INSTRUCTIONS TO FOLLOW – Your task is to extract every line from the material below exactly.

** START DATASET CONTENT **

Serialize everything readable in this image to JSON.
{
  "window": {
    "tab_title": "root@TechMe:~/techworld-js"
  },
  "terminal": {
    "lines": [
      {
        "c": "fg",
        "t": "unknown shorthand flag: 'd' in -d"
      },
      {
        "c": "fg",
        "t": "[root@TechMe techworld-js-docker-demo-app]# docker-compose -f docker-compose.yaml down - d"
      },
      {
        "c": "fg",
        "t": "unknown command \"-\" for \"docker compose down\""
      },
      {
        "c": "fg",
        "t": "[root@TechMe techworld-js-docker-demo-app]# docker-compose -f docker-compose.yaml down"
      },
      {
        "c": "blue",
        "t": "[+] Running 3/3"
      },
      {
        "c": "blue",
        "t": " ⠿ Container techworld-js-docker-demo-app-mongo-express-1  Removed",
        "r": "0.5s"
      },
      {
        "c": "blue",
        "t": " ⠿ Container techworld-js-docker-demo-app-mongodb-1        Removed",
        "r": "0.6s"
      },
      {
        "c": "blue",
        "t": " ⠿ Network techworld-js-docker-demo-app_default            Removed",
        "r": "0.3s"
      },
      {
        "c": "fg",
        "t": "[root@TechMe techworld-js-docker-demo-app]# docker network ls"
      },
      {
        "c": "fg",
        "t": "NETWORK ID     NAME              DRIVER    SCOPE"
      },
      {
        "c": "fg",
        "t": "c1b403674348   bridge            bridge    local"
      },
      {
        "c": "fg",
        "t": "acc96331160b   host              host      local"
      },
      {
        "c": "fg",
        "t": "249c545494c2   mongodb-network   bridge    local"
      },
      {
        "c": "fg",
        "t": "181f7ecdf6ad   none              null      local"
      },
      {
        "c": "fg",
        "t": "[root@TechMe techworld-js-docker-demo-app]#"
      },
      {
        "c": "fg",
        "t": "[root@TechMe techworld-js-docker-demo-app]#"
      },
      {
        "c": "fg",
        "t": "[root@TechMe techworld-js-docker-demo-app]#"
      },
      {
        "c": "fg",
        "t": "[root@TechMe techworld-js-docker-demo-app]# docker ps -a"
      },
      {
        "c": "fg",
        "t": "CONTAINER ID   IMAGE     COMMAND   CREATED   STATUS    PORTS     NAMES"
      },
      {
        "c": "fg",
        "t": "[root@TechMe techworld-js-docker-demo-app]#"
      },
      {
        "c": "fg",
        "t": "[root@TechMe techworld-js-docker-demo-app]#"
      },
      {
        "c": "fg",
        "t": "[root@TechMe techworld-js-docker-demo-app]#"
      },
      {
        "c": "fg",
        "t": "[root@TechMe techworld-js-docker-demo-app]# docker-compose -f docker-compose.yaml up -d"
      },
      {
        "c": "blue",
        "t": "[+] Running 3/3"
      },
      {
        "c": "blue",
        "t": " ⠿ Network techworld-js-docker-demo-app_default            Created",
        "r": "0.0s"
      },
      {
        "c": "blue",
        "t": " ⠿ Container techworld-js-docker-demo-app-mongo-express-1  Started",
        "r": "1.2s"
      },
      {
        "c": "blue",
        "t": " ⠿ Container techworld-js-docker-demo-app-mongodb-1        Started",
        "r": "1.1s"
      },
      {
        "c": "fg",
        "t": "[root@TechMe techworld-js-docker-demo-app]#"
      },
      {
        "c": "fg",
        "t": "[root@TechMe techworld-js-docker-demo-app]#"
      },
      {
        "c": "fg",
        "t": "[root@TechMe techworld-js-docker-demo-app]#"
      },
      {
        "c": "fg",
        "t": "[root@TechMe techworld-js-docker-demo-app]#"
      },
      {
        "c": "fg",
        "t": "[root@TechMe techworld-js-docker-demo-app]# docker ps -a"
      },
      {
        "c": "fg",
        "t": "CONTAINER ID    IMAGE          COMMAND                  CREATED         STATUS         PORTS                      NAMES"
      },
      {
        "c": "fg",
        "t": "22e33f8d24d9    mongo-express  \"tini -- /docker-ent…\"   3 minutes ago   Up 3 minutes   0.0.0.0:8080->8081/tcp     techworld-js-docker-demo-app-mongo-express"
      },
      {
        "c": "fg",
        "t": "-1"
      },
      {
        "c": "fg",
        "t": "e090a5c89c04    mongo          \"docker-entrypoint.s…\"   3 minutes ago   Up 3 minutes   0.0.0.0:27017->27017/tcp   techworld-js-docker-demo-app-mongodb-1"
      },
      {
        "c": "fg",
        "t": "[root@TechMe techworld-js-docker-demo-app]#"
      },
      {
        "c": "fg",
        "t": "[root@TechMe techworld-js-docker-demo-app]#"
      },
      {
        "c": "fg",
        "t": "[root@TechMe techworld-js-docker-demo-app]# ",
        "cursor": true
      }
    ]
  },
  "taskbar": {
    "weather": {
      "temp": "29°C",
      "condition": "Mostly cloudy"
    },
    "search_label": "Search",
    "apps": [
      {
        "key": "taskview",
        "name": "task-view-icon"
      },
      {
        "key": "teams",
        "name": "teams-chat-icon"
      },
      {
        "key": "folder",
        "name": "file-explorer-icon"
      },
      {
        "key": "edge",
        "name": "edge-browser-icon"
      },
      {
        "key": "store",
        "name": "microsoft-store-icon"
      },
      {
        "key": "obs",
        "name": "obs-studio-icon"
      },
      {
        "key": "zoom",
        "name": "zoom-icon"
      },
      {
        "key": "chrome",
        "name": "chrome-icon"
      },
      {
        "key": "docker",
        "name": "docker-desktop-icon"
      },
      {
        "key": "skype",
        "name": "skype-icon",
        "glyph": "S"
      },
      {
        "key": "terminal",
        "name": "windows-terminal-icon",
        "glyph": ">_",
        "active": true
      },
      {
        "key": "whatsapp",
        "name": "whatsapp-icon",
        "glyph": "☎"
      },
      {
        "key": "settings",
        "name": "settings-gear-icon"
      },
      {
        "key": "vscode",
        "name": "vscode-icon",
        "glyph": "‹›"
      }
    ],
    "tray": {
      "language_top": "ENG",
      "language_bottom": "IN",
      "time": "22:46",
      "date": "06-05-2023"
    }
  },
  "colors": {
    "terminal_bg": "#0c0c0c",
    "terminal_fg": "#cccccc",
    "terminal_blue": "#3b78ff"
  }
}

** END DATASET CONTENT **

WORKED SOLUTION –
Serialize everything readable in this image to JSON.
{
  "window": {
    "tab_title": "root@TechMe:~/techworld-js"
  },
  "terminal": {
    "lines": [
      {
        "c": "fg",
        "t": "unknown shorthand flag: 'd' in -d"
      },
      {
        "c": "fg",
        "t": "[root@TechMe techworld-js-docker-demo-app]# docker-compose -f docker-compose.yaml down - d"
      },
      {
        "c": "fg",
        "t": "unknown command \"-\" for \"docker compose down\""
      },
      {
        "c": "fg",
        "t": "[root@TechMe techworld-js-docker-demo-app]# docker-compose -f docker-compose.yaml down"
      },
      {
        "c": "blue",
        "t": "[+] Running 3/3"
      },
      {
        "c": "blue",
        "t": " ⠿ Container techworld-js-docker-demo-app-mongo-express-1  Removed",
        "r": "0.5s"
      },
      {
        "c": "blue",
        "t": " ⠿ Container techworld-js-docker-demo-app-mongodb-1        Removed",
        "r": "0.6s"
      },
      {
        "c": "blue",
        "t": " ⠿ Network techworld-js-docker-demo-app_default            Removed",
        "r": "0.3s"
      },
      {
        "c": "fg",
        "t": "[root@TechMe techworld-js-docker-demo-app]# docker network ls"
      },
      {
        "c": "fg",
        "t": "NETWORK ID     NAME              DRIVER    SCOPE"
      },
      {
        "c": "fg",
        "t": "c1b403674348   bridge            bridge    local"
      },
      {
        "c": "fg",
        "t": "acc96331160b   host              host      local"
      },
      {
        "c": "fg",
        "t": "249c545494c2   mongodb-network   bridge    local"
      },
      {
        "c": "fg",
        "t": "181f7ecdf6ad   none              null      local"
      },
      {
        "c": "fg",
        "t": "[root@TechMe techworld-js-docker-demo-app]#"
      },
      {
        "c": "fg",
        "t": "[root@TechMe techworld-js-docker-demo-app]#"
      },
      {
        "c": "fg",
        "t": "[root@TechMe techworld-js-docker-demo-app]#"
      },
      {
        "c": "fg",
        "t": "[root@TechMe techworld-js-docker-demo-app]# docker ps -a"
      },
      {
        "c": "fg",
        "t": "CONTAINER ID   IMAGE     COMMAND   CREATED   STATUS    PORTS     NAMES"
      },
      {
        "c": "fg",
        "t": "[root@TechMe techworld-js-docker-demo-app]#"
      },
      {
        "c": "fg",
        "t": "[root@TechMe techworld-js-docker-demo-app]#"
      },
      {
        "c": "fg",
        "t": "[root@TechMe techworld-js-docker-demo-app]#"
      },
      {
        "c": "fg",
        "t": "[root@TechMe techworld-js-docker-demo-app]# docker-compose -f docker-compose.yaml up -d"
      },
      {
        "c": "blue",
        "t": "[+] Running 3/3"
      },
      {
        "c": "blue",
        "t": " ⠿ Network techworld-js-docker-demo-app_default            Created",
        "r": "0.0s"
      },
      {
        "c": "blue",
        "t": " ⠿ Container techworld-js-docker-demo-app-mongo-express-1  Started",
        "r": "1.2s"
      },
      {
        "c": "blue",
        "t": " ⠿ Container techworld-js-docker-demo-app-mongodb-1        Started",
        "r": "1.1s"
      },
      {
        "c": "fg",
        "t": "[root@TechMe techworld-js-docker-demo-app]#"
      },
      {
        "c": "fg",
        "t": "[root@TechMe techworld-js-docker-demo-app]#"
      },
      {
        "c": "fg",
        "t": "[root@TechMe techworld-js-docker-demo-app]#"
      },
      {
        "c": "fg",
        "t": "[root@TechMe techworld-js-docker-demo-app]#"
      },
      {
        "c": "fg",
        "t": "[root@TechMe techworld-js-docker-demo-app]# docker ps -a"
      },
      {
        "c": "fg",
        "t": "CONTAINER ID    IMAGE          COMMAND                  CREATED         STATUS         PORTS                      NAMES"
      },
      {
        "c": "fg",
        "t": "22e33f8d24d9    mongo-express  \"tini -- /docker-ent…\"   3 minutes ago   Up 3 minutes   0.0.0.0:8080->8081/tcp     techworld-js-docker-demo-app-mongo-express"
      },
      {
        "c": "fg",
        "t": "-1"
      },
      {
        "c": "fg",
        "t": "e090a5c89c04    mongo          \"docker-entrypoint.s…\"   3 minutes ago   Up 3 minutes   0.0.0.0:27017->27017/tcp   techworld-js-docker-demo-app-mongodb-1"
      },
      {
        "c": "fg",
        "t": "[root@TechMe techworld-js-docker-demo-app]#"
      },
      {
        "c": "fg",
        "t": "[root@TechMe techworld-js-docker-demo-app]#"
      },
      {
        "c": "fg",
        "t": "[root@TechMe techworld-js-docker-demo-app]# ",
        "cursor": true
      }
    ]
  },
  "taskbar": {
    "weather": {
      "temp": "29°C",
      "condition": "Mostly cloudy"
    },
    "search_label": "Search",
    "apps": [
      {
        "key": "taskview",
        "name": "task-view-icon"
      },
      {
        "key": "teams",
        "name": "teams-chat-icon"
      },
      {
        "key": "folder",
        "name": "file-explorer-icon"
      },
      {
        "key": "edge",
        "name": "edge-browser-icon"
      },
      {
        "key": "store",
        "name": "microsoft-store-icon"
      },
      {
        "key": "obs",
        "name": "obs-studio-icon"
      },
      {
        "key": "zoom",
        "name": "zoom-icon"
      },
      {
        "key": "chrome",
        "name": "chrome-icon"
      },
      {
        "key": "docker",
        "name": "docker-desktop-icon"
      },
      {
        "key": "skype",
        "name": "skype-icon",
        "glyph": "S"
      },
      {
        "key": "terminal",
        "name": "windows-terminal-icon",
        "glyph": ">_",
        "active": true
      },
      {
        "key": "whatsapp",
        "name": "whatsapp-icon",
        "glyph": "☎"
      },
      {
        "key": "settings",
        "name": "settings-gear-icon"
      },
      {
        "key": "vscode",
        "name": "vscode-icon",
        "glyph": "‹›"
      }
    ],
    "tray": {
      "language_top": "ENG",
      "language_bottom": "IN",
      "time": "22:46",
      "date": "06-05-2023"
    }
  },
  "colors": {
    "terminal_bg": "#0c0c0c",
    "terminal_fg": "#cccccc",
    "terminal_blue": "#3b78ff"
  }
}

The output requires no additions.